* **TASK BRIEF**
Below are the records; copy each line in them that holds the word "name".

* **Stored records**
━━━━━━━━━━━━━━━━━━━━━━━━━━━━━━
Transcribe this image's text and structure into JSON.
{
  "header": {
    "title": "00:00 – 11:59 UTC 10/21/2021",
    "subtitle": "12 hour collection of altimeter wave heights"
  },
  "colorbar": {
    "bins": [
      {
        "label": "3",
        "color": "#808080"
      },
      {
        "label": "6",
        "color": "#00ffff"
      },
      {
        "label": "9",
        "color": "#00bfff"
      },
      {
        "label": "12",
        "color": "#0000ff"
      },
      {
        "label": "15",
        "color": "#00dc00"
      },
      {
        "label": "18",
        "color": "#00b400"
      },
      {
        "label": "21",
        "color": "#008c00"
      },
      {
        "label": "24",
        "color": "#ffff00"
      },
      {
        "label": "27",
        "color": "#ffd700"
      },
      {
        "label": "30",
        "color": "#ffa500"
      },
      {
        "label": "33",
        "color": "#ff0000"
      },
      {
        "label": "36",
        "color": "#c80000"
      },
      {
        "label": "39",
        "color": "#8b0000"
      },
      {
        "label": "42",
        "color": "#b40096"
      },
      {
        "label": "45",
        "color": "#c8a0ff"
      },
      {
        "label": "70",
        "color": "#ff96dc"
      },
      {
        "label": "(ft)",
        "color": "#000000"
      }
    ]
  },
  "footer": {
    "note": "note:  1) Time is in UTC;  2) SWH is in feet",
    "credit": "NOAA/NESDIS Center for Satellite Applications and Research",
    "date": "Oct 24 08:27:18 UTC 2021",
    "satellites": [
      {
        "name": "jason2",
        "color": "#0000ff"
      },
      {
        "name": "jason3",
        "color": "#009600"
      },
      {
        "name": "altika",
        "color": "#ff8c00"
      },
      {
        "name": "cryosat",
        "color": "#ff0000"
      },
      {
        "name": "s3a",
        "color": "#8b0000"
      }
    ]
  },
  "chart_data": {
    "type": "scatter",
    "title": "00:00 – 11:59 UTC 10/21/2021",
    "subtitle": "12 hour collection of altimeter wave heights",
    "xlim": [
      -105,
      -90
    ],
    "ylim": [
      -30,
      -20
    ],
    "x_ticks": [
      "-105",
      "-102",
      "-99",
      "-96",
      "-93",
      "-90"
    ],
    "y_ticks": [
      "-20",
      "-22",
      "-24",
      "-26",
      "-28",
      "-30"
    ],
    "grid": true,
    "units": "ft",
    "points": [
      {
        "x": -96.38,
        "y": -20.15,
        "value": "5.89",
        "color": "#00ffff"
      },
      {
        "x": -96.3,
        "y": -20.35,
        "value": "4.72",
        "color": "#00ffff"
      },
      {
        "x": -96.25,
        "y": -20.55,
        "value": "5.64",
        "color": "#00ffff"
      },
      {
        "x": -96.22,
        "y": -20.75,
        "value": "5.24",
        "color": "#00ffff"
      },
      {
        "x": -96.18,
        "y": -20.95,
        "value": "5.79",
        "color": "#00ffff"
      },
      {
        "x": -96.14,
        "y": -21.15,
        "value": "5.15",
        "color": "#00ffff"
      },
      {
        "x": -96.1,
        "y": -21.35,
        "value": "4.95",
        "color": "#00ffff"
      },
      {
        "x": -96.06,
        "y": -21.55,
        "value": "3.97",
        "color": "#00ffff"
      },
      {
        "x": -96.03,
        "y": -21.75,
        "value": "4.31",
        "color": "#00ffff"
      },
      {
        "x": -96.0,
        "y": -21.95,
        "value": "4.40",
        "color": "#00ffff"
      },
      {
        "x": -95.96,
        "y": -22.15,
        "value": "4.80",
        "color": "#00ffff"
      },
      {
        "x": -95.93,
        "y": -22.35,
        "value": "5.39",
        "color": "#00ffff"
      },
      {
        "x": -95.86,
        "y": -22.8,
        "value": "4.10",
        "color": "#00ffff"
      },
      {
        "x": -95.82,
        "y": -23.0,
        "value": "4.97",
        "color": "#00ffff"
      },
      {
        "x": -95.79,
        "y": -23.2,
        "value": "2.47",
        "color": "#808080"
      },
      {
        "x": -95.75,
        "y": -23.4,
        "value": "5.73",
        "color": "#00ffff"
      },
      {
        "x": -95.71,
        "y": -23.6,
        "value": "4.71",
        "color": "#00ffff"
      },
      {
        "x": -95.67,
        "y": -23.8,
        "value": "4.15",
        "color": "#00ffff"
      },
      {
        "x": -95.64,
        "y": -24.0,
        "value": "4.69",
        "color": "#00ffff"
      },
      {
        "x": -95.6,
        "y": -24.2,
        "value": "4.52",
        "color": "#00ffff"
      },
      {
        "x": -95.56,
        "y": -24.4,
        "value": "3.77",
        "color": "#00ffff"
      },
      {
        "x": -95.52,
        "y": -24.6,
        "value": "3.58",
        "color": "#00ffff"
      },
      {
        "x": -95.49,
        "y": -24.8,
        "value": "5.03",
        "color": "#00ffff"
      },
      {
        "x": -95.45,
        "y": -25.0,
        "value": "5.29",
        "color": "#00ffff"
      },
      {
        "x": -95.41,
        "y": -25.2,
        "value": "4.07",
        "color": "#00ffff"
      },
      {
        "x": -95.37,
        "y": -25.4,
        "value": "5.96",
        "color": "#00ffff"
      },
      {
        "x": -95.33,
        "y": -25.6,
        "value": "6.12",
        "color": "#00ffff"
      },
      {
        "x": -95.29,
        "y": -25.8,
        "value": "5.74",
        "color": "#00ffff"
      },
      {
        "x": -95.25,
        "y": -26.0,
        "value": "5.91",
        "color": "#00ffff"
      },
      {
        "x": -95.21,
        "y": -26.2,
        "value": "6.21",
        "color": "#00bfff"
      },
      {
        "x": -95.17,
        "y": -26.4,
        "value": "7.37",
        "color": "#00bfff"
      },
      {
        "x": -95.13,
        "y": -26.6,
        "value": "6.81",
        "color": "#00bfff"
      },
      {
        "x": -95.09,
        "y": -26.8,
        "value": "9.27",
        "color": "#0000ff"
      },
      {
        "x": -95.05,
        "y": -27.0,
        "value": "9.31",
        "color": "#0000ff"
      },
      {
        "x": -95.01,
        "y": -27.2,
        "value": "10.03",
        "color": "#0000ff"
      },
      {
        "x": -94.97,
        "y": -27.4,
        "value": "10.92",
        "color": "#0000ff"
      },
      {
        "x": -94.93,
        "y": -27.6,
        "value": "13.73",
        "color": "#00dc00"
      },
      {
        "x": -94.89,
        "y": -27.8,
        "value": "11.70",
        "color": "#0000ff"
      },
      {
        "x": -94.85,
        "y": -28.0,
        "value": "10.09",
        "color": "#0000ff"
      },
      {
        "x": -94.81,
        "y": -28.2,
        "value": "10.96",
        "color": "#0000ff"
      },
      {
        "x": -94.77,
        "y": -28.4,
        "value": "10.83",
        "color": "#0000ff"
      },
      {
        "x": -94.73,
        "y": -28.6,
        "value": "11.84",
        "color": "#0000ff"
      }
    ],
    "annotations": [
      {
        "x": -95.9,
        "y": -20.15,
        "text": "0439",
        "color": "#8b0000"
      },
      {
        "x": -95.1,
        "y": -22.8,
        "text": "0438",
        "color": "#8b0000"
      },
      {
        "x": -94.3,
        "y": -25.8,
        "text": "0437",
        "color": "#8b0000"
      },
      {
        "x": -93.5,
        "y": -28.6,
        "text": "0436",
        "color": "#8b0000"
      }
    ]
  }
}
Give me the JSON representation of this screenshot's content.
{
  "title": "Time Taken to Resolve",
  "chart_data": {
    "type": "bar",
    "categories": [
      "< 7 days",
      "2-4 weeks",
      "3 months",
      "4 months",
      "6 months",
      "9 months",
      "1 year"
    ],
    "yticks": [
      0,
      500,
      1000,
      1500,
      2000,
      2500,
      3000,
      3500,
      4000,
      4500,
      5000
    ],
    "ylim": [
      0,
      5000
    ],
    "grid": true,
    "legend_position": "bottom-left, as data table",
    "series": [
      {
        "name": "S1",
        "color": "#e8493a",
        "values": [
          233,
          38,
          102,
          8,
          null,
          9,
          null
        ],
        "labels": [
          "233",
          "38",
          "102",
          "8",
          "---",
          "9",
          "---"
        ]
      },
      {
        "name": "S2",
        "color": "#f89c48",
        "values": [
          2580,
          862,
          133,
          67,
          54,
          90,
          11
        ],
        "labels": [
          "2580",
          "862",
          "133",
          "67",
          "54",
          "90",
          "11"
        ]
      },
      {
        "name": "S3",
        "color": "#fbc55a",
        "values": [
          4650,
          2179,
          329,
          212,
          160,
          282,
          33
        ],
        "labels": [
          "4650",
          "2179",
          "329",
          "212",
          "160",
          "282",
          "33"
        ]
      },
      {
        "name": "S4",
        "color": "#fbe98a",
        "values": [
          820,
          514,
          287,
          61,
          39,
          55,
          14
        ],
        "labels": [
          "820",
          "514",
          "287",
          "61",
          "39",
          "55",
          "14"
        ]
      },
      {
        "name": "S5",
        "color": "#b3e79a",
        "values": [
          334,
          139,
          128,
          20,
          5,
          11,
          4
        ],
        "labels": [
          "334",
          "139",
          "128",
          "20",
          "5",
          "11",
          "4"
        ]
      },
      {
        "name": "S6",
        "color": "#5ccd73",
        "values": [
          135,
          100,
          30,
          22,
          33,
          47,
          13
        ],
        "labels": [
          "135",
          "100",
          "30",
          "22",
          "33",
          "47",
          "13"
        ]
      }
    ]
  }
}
━━━━━━━━━━━━━━━━━━━━━━━━━━━━━━
* **RIGHT ANSWER**
        "name": "jason2",
        "name": "jason3",
        "name": "altika",
        "name": "cryosat",
        "name": "s3a",
        "name": "S1",
        "name": "S2",
        "name": "S3",
        "name": "S4",
        "name": "S5",
        "name": "S6",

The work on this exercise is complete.